(Dataset items)
/---

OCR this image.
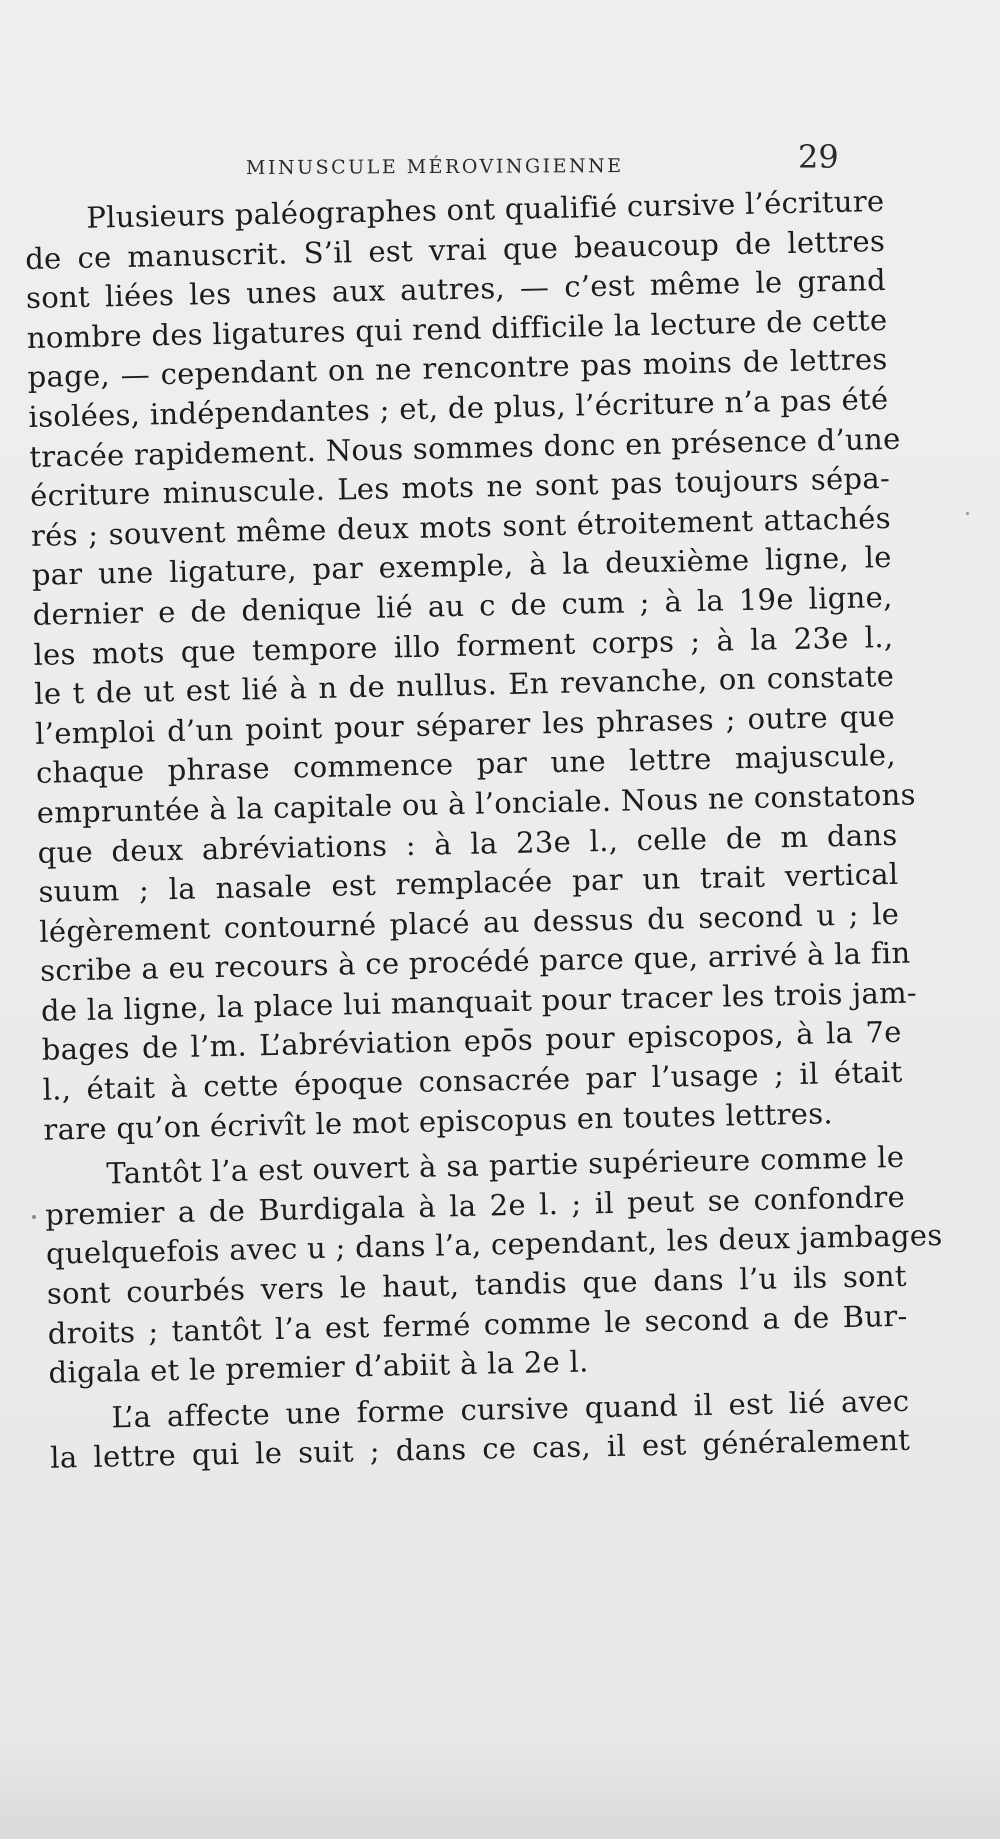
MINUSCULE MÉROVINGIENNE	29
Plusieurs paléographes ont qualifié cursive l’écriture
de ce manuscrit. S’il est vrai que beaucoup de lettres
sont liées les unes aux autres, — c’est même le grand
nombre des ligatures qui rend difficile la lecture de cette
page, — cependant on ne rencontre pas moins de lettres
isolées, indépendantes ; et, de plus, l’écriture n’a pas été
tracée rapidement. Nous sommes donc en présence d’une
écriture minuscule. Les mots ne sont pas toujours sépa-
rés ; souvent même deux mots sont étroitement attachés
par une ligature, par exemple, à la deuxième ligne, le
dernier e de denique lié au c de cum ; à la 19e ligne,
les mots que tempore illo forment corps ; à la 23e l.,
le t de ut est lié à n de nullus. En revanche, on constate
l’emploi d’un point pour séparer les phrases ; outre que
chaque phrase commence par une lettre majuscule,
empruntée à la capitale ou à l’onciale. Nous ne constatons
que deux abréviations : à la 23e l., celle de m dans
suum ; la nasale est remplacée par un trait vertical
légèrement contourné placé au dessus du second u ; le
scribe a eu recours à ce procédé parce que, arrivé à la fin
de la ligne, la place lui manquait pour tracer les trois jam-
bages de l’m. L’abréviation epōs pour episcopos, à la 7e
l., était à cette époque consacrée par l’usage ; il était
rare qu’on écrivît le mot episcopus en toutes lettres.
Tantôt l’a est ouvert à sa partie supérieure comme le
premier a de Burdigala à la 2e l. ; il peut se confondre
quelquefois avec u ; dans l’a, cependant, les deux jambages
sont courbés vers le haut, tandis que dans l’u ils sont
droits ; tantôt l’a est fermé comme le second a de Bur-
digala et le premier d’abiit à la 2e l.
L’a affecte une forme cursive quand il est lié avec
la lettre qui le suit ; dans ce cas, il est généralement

\---

• [Aim]
Every line that holds the word "même" should be extracted.

• [Solution]
sont liées les unes aux autres, — c’est même le grand
rés ; souvent même deux mots sont étroitement attachés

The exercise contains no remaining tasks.